Lines of data
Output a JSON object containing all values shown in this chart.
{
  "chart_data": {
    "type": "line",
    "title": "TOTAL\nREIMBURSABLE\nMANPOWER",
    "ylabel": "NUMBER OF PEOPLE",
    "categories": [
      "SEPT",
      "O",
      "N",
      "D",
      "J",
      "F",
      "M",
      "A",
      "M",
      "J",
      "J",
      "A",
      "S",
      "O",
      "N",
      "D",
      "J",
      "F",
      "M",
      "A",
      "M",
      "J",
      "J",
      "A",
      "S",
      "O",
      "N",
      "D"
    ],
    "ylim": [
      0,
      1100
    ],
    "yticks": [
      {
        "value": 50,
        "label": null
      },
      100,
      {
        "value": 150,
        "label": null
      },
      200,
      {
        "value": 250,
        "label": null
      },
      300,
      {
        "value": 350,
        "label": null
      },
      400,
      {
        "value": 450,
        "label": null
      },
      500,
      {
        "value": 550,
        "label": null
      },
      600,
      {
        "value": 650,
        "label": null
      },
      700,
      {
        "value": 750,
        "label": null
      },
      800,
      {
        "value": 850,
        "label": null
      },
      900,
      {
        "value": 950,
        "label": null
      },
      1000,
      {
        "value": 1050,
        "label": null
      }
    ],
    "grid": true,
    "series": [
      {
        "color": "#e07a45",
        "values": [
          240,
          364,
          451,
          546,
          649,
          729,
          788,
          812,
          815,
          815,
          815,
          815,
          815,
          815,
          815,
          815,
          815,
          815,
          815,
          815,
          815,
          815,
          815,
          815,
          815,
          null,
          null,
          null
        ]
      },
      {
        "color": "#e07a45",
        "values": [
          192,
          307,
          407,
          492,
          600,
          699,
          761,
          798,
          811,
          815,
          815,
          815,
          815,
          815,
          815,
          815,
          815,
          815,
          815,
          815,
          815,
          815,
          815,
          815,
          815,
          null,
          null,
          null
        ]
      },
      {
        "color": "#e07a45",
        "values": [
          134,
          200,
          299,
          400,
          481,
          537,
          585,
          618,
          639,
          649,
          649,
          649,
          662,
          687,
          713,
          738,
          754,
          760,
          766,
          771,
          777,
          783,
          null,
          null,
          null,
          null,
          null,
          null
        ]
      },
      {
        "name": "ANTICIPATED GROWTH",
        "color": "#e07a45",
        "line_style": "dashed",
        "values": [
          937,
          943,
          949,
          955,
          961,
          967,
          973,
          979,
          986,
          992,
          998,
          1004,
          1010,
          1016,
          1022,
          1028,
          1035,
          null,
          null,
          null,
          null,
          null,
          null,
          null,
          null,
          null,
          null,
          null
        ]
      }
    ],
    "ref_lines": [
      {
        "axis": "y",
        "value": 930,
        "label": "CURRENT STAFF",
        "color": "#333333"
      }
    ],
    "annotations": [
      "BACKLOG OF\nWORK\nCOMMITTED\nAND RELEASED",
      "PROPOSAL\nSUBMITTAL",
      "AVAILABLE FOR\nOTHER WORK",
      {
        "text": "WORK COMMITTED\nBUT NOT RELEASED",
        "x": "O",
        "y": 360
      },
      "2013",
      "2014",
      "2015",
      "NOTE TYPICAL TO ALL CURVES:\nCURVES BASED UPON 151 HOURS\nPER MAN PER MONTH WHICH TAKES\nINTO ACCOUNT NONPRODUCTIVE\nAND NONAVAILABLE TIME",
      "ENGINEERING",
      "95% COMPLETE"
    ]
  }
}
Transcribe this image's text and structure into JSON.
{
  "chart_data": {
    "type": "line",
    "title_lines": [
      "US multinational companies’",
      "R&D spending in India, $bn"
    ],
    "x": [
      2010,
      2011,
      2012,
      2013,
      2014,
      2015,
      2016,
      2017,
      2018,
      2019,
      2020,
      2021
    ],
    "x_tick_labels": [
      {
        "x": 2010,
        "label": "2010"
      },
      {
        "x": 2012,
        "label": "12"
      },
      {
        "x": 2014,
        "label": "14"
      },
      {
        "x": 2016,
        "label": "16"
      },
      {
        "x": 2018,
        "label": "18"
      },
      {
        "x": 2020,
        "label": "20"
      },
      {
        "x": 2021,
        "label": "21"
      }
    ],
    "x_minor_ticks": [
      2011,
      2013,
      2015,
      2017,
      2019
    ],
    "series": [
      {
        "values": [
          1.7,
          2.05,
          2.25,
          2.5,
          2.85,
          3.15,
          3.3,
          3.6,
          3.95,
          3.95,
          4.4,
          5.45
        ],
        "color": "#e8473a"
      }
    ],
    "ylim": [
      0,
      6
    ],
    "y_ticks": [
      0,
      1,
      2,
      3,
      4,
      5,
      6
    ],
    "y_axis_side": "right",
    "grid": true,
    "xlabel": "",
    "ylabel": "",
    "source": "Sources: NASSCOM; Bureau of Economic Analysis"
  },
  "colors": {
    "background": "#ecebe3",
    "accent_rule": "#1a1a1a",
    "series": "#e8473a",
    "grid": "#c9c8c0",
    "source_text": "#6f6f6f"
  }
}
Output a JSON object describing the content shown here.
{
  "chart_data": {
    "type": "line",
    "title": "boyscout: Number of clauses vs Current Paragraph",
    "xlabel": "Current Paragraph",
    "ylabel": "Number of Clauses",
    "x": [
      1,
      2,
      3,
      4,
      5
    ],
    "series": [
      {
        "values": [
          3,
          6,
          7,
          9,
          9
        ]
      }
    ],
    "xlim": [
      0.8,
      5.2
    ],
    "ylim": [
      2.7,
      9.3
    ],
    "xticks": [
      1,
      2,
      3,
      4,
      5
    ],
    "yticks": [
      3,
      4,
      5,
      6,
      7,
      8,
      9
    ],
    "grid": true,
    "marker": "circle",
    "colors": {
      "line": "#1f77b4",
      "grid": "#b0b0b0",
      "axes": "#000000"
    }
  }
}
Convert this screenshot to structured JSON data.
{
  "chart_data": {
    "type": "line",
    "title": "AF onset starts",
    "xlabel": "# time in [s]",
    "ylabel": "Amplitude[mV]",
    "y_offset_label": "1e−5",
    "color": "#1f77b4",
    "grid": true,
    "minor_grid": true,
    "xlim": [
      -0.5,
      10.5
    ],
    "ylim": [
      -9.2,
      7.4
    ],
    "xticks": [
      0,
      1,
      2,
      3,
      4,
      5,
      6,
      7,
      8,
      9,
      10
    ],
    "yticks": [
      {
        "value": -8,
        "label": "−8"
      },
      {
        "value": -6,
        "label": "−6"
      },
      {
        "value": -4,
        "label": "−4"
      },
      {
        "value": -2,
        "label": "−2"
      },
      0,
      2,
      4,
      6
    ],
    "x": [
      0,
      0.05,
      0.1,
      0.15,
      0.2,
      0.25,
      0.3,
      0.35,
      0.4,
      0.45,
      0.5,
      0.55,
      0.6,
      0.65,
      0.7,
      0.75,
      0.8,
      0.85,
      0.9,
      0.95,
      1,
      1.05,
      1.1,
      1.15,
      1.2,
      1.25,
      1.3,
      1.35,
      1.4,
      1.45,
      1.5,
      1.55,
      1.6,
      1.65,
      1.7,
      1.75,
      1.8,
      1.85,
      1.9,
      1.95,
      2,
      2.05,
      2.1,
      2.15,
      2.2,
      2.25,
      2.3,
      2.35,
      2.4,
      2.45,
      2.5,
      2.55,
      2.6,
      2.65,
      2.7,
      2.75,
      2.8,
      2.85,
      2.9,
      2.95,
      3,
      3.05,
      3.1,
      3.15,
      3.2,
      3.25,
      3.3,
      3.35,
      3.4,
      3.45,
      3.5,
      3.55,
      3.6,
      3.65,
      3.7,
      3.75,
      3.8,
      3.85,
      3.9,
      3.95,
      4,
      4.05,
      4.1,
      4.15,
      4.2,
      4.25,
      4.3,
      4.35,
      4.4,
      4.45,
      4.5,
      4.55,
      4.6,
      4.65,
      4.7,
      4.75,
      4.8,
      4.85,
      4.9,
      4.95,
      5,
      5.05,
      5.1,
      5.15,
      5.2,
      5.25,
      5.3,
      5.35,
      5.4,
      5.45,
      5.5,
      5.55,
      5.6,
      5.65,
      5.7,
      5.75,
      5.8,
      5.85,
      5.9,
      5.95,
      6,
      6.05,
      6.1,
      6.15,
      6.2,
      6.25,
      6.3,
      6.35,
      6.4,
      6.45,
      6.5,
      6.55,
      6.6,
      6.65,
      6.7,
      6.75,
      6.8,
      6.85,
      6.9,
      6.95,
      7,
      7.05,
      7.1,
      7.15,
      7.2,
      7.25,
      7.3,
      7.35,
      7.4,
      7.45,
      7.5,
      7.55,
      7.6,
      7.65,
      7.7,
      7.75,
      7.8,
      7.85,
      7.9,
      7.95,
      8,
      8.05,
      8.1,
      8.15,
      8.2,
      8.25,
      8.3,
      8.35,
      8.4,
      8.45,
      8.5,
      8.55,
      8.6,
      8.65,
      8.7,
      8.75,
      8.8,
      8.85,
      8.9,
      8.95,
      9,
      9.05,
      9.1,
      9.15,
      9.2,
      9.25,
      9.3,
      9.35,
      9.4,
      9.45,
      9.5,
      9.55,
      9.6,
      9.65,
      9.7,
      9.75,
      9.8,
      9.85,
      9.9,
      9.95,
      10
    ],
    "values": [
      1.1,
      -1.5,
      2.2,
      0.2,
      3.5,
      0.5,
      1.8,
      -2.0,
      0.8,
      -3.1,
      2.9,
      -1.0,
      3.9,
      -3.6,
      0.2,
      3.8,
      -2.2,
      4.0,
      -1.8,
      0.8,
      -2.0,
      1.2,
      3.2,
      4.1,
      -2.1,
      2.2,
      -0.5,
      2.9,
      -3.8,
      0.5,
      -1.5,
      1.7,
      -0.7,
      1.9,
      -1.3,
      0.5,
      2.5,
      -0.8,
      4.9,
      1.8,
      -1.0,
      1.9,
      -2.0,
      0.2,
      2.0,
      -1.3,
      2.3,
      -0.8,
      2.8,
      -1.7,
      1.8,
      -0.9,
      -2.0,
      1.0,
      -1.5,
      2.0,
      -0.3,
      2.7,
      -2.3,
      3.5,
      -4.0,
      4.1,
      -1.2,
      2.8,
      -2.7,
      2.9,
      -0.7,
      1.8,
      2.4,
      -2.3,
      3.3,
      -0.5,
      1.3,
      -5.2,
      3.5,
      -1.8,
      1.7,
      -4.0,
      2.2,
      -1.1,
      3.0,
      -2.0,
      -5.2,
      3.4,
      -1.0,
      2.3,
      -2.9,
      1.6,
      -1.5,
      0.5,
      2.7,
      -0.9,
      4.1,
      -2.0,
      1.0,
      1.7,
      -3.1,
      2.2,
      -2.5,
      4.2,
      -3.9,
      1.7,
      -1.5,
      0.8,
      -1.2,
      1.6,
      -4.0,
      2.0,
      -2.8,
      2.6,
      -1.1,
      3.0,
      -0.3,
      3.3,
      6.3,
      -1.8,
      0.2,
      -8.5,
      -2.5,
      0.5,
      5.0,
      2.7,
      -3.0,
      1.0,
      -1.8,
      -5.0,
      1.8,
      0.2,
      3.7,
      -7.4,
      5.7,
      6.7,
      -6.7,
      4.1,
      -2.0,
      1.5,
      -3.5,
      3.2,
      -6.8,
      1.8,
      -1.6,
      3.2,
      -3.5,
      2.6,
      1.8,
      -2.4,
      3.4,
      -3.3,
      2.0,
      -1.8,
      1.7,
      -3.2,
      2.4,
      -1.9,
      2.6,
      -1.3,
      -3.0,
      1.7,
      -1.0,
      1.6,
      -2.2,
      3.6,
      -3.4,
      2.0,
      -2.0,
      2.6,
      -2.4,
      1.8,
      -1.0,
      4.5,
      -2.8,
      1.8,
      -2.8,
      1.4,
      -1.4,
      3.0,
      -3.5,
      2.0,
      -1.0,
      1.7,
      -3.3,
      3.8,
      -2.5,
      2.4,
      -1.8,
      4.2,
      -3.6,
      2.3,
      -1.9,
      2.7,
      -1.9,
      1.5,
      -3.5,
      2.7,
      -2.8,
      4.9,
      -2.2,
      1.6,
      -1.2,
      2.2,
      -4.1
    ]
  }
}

_GIVEN REQUEST_.
Copy out every line in the listing where the word "RELEASED" appears.

_TASK SOLUTION_.
      "BACKLOG OF\nWORK\nCOMMITTED\nAND RELEASED",
        "text": "WORK COMMITTED\nBUT NOT RELEASED",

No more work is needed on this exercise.